Data records:
# # # # #
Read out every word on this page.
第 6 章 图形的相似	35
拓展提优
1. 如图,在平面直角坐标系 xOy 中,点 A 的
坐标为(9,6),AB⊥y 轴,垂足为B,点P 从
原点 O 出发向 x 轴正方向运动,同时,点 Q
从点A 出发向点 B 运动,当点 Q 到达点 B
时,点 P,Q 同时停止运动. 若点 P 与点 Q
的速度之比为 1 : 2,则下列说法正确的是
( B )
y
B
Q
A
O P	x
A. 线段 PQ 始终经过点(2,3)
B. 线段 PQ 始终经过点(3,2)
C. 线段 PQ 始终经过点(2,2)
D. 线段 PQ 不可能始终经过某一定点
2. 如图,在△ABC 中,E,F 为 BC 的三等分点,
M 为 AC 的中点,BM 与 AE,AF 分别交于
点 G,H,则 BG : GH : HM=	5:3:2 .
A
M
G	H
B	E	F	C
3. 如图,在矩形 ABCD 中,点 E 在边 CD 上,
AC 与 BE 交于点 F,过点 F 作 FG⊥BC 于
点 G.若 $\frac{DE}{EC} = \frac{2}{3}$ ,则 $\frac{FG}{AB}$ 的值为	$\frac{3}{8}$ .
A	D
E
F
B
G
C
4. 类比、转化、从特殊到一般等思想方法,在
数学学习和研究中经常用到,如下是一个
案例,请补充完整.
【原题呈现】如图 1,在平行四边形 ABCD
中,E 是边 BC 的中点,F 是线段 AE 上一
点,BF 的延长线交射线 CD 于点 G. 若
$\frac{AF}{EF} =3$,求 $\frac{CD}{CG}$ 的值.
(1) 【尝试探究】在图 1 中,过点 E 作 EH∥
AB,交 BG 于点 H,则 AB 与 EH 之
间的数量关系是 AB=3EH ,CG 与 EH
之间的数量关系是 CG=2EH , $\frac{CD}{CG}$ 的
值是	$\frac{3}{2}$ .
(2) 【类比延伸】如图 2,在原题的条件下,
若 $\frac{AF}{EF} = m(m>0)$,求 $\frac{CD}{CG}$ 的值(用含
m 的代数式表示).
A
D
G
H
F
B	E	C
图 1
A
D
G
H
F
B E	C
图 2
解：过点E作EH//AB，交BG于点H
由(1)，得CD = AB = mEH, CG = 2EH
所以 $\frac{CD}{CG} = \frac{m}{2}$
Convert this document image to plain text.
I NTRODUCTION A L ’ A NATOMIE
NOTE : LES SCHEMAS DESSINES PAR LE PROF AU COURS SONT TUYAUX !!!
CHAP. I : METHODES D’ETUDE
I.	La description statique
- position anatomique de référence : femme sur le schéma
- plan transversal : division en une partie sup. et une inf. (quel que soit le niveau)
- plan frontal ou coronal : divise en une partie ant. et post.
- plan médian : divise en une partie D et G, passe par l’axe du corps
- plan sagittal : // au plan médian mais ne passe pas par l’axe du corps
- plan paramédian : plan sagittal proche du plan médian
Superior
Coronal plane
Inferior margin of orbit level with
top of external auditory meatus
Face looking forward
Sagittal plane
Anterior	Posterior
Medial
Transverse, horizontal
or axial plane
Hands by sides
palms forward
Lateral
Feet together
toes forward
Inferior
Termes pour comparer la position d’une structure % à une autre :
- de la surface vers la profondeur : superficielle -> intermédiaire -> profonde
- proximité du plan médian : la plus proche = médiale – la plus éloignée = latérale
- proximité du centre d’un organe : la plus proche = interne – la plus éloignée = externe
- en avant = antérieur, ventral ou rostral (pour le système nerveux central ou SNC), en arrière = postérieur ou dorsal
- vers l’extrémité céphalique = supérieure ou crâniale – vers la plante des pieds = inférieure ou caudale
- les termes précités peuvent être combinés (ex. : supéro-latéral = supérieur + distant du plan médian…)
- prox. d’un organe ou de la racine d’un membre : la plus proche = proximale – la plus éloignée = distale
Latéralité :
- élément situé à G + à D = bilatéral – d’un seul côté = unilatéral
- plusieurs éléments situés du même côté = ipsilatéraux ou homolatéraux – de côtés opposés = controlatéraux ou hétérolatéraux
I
# # # # #
→ **Goal**
Look through the entries above; copy every line holding the string "partie".

→ **Written solution**
- plan transversal : division en une partie sup. et une inf. (quel que soit le niveau)
- plan frontal ou coronal : divise en une partie ant. et post.
- plan médian : divise en une partie D et G, passe par l’axe du corps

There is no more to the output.